▸ **Instructions to follow**: Each line from the one that contains "Read out every word on this page." to the end of the material must be set down exactly, and no line before it.

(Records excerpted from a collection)

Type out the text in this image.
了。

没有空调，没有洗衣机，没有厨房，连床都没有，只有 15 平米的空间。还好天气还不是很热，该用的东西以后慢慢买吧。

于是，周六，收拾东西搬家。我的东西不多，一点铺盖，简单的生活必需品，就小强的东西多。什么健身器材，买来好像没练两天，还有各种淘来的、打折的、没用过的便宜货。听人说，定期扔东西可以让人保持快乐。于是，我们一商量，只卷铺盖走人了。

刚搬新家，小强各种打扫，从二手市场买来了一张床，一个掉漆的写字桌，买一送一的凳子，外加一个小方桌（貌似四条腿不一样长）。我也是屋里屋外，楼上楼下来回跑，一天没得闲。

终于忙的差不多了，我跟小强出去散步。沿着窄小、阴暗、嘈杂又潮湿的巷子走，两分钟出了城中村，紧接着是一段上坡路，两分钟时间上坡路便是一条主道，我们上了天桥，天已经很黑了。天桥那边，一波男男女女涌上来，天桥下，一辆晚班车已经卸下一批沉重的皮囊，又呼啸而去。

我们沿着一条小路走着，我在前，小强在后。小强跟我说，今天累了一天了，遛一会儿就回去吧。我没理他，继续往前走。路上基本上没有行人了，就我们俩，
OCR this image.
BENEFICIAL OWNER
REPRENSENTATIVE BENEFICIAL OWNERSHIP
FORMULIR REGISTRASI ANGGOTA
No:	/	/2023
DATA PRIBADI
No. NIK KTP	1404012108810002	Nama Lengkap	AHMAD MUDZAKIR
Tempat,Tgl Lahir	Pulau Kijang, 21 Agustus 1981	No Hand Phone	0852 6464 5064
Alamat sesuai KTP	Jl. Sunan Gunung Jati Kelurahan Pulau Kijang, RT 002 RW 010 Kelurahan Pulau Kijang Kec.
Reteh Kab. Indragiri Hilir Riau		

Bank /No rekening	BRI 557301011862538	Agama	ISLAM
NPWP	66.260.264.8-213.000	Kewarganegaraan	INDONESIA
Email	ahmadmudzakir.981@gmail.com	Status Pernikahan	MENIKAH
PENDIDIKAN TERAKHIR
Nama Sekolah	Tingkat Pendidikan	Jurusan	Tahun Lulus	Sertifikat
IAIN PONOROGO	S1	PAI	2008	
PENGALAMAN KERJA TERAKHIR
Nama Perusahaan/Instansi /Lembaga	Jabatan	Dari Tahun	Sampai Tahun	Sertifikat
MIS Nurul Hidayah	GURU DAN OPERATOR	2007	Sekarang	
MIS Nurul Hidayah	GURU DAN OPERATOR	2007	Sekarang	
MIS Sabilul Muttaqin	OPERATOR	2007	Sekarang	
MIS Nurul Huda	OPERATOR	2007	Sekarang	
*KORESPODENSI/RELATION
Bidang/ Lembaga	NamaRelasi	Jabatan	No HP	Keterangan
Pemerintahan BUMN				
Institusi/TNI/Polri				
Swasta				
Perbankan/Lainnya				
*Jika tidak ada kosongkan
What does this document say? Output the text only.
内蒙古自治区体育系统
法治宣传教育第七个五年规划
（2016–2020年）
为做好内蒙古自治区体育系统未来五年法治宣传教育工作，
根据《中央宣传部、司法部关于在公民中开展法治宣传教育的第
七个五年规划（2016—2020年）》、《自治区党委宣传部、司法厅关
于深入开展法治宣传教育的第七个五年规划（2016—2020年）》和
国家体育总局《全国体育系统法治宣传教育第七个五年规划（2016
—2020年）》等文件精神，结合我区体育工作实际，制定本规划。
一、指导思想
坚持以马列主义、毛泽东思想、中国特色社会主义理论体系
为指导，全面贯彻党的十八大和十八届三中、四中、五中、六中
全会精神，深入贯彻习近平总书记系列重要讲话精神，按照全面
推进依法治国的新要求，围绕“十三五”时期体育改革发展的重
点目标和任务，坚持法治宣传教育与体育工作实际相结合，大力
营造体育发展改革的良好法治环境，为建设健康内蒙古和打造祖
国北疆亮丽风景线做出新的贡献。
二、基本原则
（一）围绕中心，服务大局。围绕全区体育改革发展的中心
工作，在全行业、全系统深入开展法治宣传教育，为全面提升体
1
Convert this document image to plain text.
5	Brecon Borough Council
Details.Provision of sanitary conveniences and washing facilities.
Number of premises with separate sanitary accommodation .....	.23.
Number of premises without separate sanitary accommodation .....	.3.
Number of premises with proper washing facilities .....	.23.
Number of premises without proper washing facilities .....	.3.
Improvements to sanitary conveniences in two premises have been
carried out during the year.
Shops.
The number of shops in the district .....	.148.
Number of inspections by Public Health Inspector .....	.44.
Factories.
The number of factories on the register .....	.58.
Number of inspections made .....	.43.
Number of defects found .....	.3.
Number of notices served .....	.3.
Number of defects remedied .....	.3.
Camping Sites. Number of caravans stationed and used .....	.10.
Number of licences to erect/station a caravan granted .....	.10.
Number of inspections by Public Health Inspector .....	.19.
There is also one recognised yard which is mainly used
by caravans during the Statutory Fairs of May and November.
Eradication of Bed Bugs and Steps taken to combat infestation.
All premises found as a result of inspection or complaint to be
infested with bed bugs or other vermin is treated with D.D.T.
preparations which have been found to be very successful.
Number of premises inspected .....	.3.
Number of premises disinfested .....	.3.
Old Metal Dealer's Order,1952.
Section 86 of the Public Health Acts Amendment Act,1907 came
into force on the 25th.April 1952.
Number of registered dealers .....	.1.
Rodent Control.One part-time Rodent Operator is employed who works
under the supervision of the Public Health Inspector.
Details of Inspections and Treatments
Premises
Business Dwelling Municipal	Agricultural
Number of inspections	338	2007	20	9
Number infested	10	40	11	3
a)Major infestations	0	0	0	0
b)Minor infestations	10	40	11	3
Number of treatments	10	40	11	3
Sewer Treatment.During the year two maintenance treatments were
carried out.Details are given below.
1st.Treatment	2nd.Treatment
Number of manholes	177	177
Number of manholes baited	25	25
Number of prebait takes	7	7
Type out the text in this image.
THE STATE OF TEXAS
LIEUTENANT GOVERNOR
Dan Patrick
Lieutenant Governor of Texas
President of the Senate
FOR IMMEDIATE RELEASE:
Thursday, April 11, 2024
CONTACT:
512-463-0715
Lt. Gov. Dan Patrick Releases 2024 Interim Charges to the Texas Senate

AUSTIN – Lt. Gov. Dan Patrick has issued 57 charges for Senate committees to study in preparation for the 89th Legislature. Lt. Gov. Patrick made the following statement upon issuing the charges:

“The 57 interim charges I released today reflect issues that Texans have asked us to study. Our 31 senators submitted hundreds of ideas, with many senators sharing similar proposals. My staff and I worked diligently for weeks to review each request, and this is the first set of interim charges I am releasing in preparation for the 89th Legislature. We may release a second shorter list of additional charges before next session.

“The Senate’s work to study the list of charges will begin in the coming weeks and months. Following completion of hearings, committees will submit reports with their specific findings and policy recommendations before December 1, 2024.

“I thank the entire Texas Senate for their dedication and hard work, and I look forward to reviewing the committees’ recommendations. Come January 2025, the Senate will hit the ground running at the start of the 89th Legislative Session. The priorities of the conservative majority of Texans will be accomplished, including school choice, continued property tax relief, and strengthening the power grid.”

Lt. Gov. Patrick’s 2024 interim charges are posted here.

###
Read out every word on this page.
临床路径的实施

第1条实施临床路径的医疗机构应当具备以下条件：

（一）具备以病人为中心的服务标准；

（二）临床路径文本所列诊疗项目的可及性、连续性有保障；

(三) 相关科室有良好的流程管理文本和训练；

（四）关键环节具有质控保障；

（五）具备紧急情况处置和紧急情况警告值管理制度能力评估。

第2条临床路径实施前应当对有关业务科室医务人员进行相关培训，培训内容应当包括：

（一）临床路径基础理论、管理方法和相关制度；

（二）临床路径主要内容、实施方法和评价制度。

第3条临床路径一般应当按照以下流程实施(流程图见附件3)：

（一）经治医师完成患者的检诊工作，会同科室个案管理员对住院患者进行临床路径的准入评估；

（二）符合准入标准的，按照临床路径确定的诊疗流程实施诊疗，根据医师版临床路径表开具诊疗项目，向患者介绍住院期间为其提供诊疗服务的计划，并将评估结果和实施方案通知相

▸ **Exercise answer**:
Read out every word on this page.
临床路径的实施

第1条实施临床路径的医疗机构应当具备以下条件：

（一）具备以病人为中心的服务标准；

（二）临床路径文本所列诊疗项目的可及性、连续性有保障；

(三) 相关科室有良好的流程管理文本和训练；

（四）关键环节具有质控保障；

（五）具备紧急情况处置和紧急情况警告值管理制度能力评估。

第2条临床路径实施前应当对有关业务科室医务人员进行相关培训，培训内容应当包括：

（一）临床路径基础理论、管理方法和相关制度；

（二）临床路径主要内容、实施方法和评价制度。

第3条临床路径一般应当按照以下流程实施(流程图见附件3)：

（一）经治医师完成患者的检诊工作，会同科室个案管理员对住院患者进行临床路径的准入评估；

（二）符合准入标准的，按照临床路径确定的诊疗流程实施诊疗，根据医师版临床路径表开具诊疗项目，向患者介绍住院期间为其提供诊疗服务的计划，并将评估结果和实施方案通知相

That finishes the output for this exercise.